begin Items

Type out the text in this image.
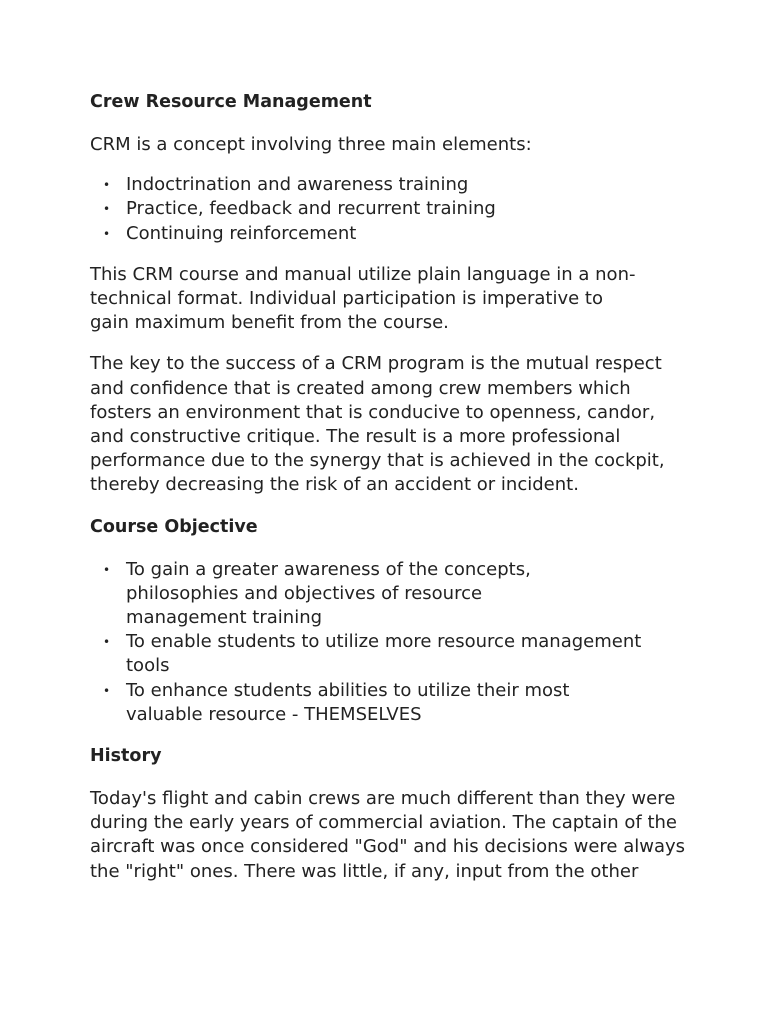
Crew Resource Management

CRM is a concept involving three main elements:

• Indoctrination and awareness training
• Practice, feedback and recurrent training
• Continuing reinforcement

This CRM course and manual utilize plain language in a non-technical format. Individual participation is imperative to gain maximum benefit from the course.

The key to the success of a CRM program is the mutual respect and confidence that is created among crew members which fosters an environment that is conducive to openness, candor, and constructive critique. The result is a more professional performance due to the synergy that is achieved in the cockpit, thereby decreasing the risk of an accident or incident.

Course Objective
• To gain a greater awareness of the concepts, philosophies and objectives of resource management training
• To enable students to utilize more resource management tools
• To enhance students abilities to utilize their most valuable resource - THEMSELVES
History

Today's flight and cabin crews are much different than they were during the early years of commercial aviation. The captain of the aircraft was once considered "God" and his decisions were always the "right" ones. There was little, if any, input from the other
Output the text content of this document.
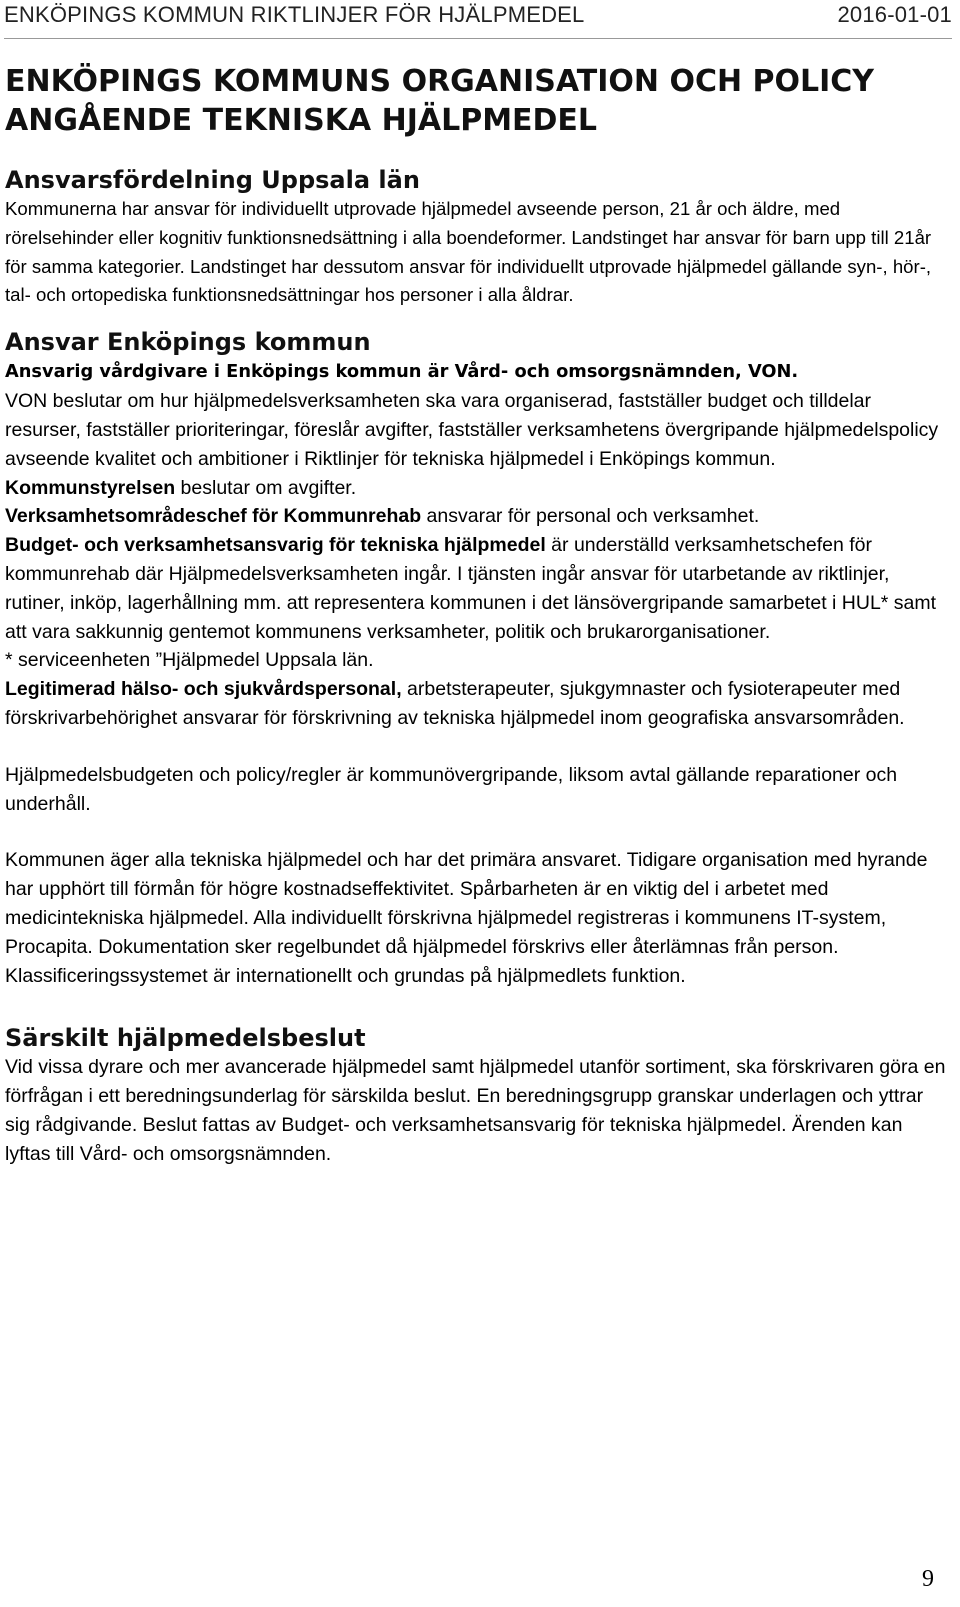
ENKÖPINGS KOMMUN RIKTLINJER FÖR HJÄLPMEDEL	2016-01-01
ENKÖPINGS KOMMUNS ORGANISATION OCH POLICY ANGÅENDE TEKNISKA HJÄLPMEDEL
Ansvarsfördelning Uppsala län

Kommunerna har ansvar för individuellt utprovade hjälpmedel avseende person, 21 år och äldre, med rörelsehinder eller kognitiv funktionsnedsättning i alla boendeformer. Landstinget har ansvar för barn upp till 21år för samma kategorier. Landstinget har dessutom ansvar för individuellt utprovade hjälpmedel gällande syn-, hör-, tal- och ortopediska funktionsnedsättningar hos personer i alla åldrar.

Ansvar Enköpings kommun
Ansvarig vårdgivare i Enköpings kommun är Vård- och omsorgsnämnden, VON.

VON beslutar om hur hjälpmedelsverksamheten ska vara organiserad, fastställer budget och tilldelar resurser, fastställer prioriteringar, föreslår avgifter, fastställer verksamhetens övergripande hjälpmedelspolicy avseende kvalitet och ambitioner i Riktlinjer för tekniska hjälpmedel i Enköpings kommun.

Kommunstyrelsen beslutar om avgifter.

Verksamhetsområdeschef för Kommunrehab ansvarar för personal och verksamhet.

Budget- och verksamhetsansvarig för tekniska hjälpmedel är underställd verksamhetschefen för kommunrehab där Hjälpmedelsverksamheten ingår. I tjänsten ingår ansvar för utarbetande av riktlinjer, rutiner, inköp, lagerhållning mm. att representera kommunen i det länsövergripande samarbetet i HUL* samt att vara sakkunnig gentemot kommunens verksamheter, politik och brukarorganisationer.

* serviceenheten ”Hjälpmedel Uppsala län.

Legitimerad hälso- och sjukvårdspersonal, arbetsterapeuter, sjukgymnaster och fysioterapeuter med förskrivarbehörighet ansvarar för förskrivning av tekniska hjälpmedel inom geografiska ansvarsområden.

Hjälpmedelsbudgeten och policy/regler är kommunövergripande, liksom avtal gällande reparationer och underhåll.

Kommunen äger alla tekniska hjälpmedel och har det primära ansvaret. Tidigare organisation med hyrande har upphört till förmån för högre kostnadseffektivitet. Spårbarheten är en viktig del i arbetet med medicintekniska hjälpmedel. Alla individuellt förskrivna hjälpmedel registreras i kommunens IT-system, Procapita. Dokumentation sker regelbundet då hjälpmedel förskrivs eller återlämnas från person. Klassificeringssystemet är internationellt och grundas på hjälpmedlets funktion.

Särskilt hjälpmedelsbeslut

Vid vissa dyrare och mer avancerade hjälpmedel samt hjälpmedel utanför sortiment, ska förskrivaren göra en förfrågan i ett beredningsunderlag för särskilda beslut. En beredningsgrupp granskar underlagen och yttrar sig rådgivande. Beslut fattas av Budget- och verksamhetsansvarig för tekniska hjälpmedel. Ärenden kan lyftas till Vård- och omsorgsnämnden.

9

end Items

What the task asks:
Indicate how many lines of the material contain the string "text", giving the number and nothing more.

The solution:
2